TASK PROMPT
Among the entries that follow, find every line with the word "cells" and copy it.

### DATA TO USE ###

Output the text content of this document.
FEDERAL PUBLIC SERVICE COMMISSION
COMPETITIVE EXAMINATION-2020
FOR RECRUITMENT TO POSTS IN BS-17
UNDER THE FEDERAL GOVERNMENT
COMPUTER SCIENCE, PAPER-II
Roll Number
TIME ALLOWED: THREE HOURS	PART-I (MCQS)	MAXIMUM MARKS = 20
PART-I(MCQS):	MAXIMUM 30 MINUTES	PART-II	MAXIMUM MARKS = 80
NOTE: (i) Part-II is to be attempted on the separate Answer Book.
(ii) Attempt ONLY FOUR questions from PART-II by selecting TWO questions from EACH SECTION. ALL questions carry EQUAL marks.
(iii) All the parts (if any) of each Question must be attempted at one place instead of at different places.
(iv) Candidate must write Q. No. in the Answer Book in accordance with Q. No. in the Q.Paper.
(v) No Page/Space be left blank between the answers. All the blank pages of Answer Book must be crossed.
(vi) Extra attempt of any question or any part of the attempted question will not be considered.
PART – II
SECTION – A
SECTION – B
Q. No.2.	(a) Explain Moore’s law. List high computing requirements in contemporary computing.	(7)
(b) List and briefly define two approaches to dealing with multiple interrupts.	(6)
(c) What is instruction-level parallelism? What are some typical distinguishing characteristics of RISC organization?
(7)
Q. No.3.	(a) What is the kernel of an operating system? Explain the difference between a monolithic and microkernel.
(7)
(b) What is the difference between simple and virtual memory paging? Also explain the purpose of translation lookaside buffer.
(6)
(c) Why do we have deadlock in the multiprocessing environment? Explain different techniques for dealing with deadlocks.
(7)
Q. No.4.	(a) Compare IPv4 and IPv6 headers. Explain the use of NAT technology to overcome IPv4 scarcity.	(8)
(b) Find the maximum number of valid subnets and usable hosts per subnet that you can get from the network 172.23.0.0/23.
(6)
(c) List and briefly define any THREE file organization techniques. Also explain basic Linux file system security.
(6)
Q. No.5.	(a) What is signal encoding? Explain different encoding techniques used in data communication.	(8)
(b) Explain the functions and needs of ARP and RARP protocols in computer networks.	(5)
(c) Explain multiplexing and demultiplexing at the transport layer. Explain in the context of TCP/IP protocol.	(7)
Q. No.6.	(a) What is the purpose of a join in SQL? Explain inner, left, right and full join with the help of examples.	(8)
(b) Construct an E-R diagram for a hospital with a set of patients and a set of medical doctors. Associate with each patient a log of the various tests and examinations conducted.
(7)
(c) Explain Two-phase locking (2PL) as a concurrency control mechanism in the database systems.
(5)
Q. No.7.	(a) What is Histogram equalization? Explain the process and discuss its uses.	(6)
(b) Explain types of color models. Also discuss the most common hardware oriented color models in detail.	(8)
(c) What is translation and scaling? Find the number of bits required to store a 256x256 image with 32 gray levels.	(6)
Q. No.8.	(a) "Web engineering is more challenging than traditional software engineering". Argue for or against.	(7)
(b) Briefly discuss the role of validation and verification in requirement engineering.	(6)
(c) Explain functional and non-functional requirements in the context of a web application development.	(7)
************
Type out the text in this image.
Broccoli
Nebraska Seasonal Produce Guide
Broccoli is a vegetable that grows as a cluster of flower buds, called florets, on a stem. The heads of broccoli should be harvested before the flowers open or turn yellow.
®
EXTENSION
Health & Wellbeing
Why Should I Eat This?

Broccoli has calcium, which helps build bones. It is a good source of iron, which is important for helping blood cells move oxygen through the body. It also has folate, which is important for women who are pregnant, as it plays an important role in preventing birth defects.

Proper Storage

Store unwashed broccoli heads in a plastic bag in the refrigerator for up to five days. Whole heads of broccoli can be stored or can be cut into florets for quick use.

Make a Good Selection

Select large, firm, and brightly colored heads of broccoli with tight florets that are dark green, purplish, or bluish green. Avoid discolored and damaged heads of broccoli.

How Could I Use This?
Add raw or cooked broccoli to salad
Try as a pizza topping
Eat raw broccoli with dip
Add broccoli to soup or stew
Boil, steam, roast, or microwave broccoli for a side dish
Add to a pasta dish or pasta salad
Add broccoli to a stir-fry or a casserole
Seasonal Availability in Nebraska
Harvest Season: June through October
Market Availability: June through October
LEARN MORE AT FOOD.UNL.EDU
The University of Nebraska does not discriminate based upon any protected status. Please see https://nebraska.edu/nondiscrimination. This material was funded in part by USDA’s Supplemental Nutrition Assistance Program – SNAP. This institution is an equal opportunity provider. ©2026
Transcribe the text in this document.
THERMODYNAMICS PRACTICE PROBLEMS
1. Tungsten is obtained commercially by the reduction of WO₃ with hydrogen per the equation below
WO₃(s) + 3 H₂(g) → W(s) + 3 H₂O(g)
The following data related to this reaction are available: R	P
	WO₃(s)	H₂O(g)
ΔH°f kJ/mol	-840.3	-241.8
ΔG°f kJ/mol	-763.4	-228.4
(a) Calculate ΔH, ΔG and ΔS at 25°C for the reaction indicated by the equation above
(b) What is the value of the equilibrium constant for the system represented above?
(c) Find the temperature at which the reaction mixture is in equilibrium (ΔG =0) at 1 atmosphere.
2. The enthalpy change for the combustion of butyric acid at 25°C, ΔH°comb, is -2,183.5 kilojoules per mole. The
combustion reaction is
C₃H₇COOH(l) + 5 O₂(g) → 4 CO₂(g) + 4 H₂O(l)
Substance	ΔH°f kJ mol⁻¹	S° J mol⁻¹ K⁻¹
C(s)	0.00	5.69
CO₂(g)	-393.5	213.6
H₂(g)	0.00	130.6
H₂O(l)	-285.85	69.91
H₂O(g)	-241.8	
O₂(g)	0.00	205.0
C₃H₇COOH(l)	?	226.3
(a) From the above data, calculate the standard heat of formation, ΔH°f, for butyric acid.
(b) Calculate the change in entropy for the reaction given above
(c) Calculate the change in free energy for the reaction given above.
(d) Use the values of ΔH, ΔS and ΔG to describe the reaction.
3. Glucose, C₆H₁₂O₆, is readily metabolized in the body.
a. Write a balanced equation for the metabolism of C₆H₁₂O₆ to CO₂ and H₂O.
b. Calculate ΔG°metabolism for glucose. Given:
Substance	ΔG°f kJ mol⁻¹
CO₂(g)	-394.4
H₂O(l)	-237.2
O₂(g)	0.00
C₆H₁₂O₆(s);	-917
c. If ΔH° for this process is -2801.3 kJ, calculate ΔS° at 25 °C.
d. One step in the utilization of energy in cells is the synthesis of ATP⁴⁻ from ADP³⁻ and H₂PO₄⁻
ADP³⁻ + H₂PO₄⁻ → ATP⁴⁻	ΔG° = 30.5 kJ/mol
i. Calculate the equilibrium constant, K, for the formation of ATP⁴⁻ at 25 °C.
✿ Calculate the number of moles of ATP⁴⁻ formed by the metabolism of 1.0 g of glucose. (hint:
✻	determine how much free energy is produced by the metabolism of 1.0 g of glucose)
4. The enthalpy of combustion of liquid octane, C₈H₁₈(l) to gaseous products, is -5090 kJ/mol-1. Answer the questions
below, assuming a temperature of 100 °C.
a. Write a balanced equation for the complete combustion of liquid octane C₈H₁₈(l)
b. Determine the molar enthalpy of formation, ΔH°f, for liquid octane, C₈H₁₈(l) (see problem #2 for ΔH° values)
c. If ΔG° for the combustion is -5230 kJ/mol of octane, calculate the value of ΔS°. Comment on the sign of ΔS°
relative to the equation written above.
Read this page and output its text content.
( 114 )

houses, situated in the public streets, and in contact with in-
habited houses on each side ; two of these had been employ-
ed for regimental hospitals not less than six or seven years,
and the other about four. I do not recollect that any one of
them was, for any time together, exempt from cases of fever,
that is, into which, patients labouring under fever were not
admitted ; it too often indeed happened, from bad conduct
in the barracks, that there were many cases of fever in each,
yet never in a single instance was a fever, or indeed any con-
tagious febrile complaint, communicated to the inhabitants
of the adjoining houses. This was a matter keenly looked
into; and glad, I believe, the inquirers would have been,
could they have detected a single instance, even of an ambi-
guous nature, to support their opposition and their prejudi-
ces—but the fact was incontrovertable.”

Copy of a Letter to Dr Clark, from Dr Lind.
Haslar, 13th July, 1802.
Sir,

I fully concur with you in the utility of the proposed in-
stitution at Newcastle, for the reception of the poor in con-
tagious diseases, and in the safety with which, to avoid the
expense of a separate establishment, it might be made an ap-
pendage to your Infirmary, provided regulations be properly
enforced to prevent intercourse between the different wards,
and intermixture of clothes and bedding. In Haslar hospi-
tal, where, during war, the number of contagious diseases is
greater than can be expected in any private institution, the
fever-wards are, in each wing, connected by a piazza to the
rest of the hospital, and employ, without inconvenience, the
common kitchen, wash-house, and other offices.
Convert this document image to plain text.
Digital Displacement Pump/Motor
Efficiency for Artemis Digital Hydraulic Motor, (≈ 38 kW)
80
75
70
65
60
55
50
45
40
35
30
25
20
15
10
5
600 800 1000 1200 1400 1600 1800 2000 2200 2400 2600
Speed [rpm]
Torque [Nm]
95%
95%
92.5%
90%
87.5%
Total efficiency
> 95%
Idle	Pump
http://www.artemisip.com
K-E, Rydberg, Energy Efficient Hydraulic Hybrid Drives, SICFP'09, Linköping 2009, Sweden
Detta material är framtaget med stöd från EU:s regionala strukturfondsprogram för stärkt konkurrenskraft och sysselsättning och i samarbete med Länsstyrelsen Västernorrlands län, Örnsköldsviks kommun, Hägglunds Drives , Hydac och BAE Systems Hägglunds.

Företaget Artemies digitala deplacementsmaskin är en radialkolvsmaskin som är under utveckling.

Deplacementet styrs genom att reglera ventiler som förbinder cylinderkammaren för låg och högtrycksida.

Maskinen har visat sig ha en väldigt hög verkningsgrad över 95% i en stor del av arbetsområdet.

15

###

RESPONSE AREA
Broccoli has calcium, which helps build bones. It is a good source of iron, which is important for helping blood cells move oxygen through the body. It also has folate, which is important for women who are pregnant, as it plays an important role in preventing birth defects.
d. One step in the utilization of energy in cells is the synthesis of ATP⁴⁻ from ADP³⁻ and H₂PO₄⁻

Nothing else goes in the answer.